▸ Teks Bacaan:
<<<<

Stadion Menteng sendiri hanya dipakai buat latihan, mes, dan tempat menggelar kompetisi internal klub anggota Persija.

Insiden penggusuran Stadion Lebak Bulus menyisakan luka bagi petinggi klub internal. Saat aksi penggusuran prasasti kejayaan tercerai berai.

Piala yang Hilang

Piala-piala simbol kejayaan di era perserikatan sempat hilang tak ketahuan rimbanya sebelum kembali ditemukan pada 25 Maret 2014. Total 73 piala ditemukan tergolek di sebuah rumah tua di kawasan Kalibata, Jakarta Selatan. Biner Tobing, mantan Ketua Umum Persija bercerita kenapa hal itu bisa terjadi.

"Waktu itu karena panik saya meminta anak-anak PS Mahasiswa menyelamatkan piala-piala Persija yang berserakan di pinggir jalan saat pengusuran terjadi. Miftah salah satu pengurus PS Mahasiswa berinisiatif menitipkan ke salah satu temannya mahasiswa Universitas Indonesia," cerita Biner.

Fauzan Zidni, nama mahasiswa tersebut meletakkan piala-piala Persija di rumah orang tuanya yang tidak ditempati. Rumah tua yang sudah lama ditinggal penghuninya ke Amerika Serikat menjadi tempat pengungsian benda-benda mati saksi kejayaan Persija.

>>>>

▸ Daftar Data:
<<<<

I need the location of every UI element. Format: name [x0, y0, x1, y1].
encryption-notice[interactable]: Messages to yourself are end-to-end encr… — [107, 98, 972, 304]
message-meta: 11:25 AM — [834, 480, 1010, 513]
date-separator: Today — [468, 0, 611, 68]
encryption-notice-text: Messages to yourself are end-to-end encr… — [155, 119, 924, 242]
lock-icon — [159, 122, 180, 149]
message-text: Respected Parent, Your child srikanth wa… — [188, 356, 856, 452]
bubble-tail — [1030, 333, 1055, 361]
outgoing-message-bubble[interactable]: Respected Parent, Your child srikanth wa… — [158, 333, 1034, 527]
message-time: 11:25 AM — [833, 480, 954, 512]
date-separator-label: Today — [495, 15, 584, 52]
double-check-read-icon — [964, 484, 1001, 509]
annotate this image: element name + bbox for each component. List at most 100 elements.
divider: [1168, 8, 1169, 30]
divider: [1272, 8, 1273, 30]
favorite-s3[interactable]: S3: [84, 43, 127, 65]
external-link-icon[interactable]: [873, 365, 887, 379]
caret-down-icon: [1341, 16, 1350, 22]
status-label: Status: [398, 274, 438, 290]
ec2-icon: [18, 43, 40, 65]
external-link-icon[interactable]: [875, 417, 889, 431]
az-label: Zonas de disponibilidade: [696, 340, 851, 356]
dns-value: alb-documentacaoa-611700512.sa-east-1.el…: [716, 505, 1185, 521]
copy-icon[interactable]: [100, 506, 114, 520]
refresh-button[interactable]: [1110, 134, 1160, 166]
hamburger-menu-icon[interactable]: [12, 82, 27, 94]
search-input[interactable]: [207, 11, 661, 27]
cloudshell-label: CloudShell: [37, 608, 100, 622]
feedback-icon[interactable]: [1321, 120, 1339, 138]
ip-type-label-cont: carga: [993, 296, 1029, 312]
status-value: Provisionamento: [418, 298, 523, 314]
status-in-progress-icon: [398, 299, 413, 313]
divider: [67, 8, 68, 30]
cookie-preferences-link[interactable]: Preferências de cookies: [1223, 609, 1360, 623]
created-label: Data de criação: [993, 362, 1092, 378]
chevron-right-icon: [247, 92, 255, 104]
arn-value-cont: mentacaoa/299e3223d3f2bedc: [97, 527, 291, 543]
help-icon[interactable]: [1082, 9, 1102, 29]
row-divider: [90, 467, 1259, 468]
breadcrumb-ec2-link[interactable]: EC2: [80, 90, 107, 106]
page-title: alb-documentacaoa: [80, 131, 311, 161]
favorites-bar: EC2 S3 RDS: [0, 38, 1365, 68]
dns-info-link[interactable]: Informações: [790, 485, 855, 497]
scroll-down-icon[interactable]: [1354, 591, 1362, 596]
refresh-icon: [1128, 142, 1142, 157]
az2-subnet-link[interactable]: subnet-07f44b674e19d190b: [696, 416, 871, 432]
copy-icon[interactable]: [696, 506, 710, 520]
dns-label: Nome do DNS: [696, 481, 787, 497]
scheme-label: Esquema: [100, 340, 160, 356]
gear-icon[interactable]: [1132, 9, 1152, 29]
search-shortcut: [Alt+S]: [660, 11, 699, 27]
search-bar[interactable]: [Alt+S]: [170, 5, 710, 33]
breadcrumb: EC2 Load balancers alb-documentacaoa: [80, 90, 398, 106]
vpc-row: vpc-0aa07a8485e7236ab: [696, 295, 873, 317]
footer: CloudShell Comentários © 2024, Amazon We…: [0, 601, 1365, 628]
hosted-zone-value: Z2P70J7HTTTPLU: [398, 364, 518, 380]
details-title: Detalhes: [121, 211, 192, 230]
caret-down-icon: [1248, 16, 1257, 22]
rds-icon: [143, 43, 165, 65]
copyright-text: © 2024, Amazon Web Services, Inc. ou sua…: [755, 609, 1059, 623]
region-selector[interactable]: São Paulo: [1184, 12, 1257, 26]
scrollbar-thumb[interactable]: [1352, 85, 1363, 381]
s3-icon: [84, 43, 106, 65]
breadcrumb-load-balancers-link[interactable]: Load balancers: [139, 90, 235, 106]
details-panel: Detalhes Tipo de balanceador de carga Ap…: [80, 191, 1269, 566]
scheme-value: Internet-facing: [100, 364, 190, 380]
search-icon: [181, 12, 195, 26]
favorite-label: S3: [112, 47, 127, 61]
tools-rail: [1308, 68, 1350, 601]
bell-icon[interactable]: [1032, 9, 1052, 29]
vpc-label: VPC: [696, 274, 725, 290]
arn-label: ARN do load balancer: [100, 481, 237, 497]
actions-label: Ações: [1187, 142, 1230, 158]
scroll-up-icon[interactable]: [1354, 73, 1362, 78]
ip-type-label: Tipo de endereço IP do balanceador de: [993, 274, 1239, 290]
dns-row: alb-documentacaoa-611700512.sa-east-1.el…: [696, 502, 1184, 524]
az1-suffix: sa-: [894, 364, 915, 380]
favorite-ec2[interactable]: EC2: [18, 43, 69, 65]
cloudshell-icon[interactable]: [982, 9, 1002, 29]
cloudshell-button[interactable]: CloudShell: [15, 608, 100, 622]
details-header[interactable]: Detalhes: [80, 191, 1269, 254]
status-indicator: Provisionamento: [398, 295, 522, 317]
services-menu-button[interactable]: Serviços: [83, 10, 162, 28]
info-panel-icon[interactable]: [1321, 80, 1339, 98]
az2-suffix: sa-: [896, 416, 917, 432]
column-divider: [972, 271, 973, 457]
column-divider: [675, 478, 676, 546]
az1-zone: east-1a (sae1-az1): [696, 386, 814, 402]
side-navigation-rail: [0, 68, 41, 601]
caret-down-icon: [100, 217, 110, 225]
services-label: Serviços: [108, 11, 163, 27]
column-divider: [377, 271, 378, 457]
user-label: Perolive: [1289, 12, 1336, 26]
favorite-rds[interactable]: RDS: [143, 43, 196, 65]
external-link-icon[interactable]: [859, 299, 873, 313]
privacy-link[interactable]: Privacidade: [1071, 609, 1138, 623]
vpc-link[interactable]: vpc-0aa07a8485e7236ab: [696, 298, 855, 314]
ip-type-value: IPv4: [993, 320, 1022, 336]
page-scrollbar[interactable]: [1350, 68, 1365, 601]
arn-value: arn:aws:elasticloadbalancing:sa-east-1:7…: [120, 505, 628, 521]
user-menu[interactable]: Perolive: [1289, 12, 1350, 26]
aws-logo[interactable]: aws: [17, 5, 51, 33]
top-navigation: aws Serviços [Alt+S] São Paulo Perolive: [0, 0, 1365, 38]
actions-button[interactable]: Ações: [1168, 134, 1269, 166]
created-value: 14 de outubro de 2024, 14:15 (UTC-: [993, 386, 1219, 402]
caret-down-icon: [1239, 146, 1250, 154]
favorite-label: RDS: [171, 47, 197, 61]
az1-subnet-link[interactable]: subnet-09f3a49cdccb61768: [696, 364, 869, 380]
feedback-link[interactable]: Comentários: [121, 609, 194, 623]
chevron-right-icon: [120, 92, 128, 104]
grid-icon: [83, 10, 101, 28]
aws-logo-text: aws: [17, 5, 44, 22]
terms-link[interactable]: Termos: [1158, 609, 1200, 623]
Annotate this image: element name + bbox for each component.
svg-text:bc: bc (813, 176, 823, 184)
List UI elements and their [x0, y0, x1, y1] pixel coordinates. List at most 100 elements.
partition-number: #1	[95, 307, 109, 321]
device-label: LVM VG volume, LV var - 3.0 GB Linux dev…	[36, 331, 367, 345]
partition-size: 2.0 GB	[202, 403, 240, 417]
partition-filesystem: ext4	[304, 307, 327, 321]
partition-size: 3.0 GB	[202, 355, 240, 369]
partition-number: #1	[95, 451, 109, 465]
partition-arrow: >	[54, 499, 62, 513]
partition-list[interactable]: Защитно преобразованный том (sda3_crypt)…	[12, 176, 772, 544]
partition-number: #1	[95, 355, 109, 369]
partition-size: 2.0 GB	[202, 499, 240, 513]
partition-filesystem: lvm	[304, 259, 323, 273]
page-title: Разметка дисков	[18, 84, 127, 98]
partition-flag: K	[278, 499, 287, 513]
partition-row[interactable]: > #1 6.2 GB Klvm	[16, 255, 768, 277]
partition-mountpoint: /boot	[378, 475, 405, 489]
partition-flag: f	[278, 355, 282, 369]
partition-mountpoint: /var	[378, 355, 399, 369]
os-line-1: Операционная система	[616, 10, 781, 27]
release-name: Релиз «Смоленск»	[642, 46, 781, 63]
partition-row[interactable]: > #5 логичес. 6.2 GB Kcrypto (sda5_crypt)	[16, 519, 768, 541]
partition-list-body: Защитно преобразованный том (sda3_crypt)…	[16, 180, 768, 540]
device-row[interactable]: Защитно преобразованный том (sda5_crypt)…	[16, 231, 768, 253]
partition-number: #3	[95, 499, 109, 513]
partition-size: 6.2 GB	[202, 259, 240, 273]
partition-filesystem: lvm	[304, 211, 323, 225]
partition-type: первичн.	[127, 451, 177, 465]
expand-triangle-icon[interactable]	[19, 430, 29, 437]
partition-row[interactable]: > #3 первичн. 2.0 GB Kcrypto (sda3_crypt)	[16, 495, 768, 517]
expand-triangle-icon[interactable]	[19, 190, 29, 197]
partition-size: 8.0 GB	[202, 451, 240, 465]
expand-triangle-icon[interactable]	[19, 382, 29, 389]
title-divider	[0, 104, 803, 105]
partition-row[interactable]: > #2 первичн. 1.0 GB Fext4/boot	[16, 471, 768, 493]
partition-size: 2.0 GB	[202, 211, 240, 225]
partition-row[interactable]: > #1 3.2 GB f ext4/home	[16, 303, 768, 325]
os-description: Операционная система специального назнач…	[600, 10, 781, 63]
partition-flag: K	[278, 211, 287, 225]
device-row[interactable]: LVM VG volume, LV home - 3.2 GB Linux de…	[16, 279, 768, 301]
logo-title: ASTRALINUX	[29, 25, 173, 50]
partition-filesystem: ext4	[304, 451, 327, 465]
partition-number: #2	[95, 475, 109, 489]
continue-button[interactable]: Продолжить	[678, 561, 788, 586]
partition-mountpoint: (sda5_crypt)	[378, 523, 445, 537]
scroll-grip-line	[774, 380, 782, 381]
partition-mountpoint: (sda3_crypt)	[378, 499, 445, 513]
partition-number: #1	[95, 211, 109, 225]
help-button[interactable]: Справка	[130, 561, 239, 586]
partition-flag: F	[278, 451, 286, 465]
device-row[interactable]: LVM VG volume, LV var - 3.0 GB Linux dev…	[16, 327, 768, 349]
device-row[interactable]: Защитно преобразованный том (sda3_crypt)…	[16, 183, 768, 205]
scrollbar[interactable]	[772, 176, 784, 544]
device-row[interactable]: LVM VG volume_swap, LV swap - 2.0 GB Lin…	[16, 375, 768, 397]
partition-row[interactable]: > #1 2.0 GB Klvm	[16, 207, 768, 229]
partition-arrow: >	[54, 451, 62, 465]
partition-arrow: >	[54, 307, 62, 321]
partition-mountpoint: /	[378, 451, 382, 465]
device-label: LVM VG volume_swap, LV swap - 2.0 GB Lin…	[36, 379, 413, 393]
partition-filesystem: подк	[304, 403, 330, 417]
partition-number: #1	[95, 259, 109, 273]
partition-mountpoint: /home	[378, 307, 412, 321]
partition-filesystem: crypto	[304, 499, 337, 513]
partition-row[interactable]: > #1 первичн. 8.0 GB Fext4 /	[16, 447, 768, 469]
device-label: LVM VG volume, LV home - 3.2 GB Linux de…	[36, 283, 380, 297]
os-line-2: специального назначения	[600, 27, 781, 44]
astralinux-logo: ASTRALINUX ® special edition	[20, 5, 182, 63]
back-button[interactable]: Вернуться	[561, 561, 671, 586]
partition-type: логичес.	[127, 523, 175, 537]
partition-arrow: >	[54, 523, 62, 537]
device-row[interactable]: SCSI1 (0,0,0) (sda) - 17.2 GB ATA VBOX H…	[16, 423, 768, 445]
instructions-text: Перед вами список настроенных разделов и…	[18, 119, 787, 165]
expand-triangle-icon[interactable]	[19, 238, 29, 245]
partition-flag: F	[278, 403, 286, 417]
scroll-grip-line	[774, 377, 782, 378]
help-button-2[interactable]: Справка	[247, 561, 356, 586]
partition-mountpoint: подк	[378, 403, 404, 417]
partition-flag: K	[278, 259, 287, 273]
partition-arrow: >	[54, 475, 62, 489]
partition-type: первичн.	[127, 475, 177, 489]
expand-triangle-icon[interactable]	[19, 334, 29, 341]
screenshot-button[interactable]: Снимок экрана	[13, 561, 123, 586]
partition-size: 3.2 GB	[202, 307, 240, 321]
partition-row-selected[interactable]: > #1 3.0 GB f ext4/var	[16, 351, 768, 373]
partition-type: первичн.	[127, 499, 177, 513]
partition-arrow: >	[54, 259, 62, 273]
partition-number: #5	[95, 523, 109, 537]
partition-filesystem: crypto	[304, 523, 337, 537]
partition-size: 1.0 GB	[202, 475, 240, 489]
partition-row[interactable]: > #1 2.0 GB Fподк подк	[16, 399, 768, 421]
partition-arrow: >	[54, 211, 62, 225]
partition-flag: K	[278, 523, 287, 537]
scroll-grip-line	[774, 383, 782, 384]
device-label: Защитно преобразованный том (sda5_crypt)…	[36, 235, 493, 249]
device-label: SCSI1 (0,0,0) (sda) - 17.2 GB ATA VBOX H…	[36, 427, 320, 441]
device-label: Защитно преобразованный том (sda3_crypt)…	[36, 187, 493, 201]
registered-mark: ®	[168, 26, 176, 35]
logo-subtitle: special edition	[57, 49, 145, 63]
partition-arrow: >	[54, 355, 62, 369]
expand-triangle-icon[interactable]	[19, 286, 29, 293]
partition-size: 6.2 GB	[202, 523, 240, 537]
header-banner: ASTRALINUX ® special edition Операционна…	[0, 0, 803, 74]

>>>>

▸ Tugas: Menurut teks bacaan tentang piala Persija, mengapa piala-piala itu sampai berada di sebuah rumah tua di kawasan Kalibata? Jelaskan dalam satu sampai tiga kalimat.

▸ Hasil Tugas: Saat penggusuran terjadi, Biner Tobing panik dan meminta anak-anak PS Mahasiswa menyelamatkan piala-piala Persija yang berserakan di pinggir jalan. Miftah, salah satu pengurus PS Mahasiswa, lalu menitipkannya kepada temannya, mahasiswa Universitas Indonesia bernama Fauzan Zidni. Fauzan meletakkan piala-piala itu di rumah orang tuanya yang tidak ditempati karena penghuninya sudah lama pindah ke Amerika Serikat.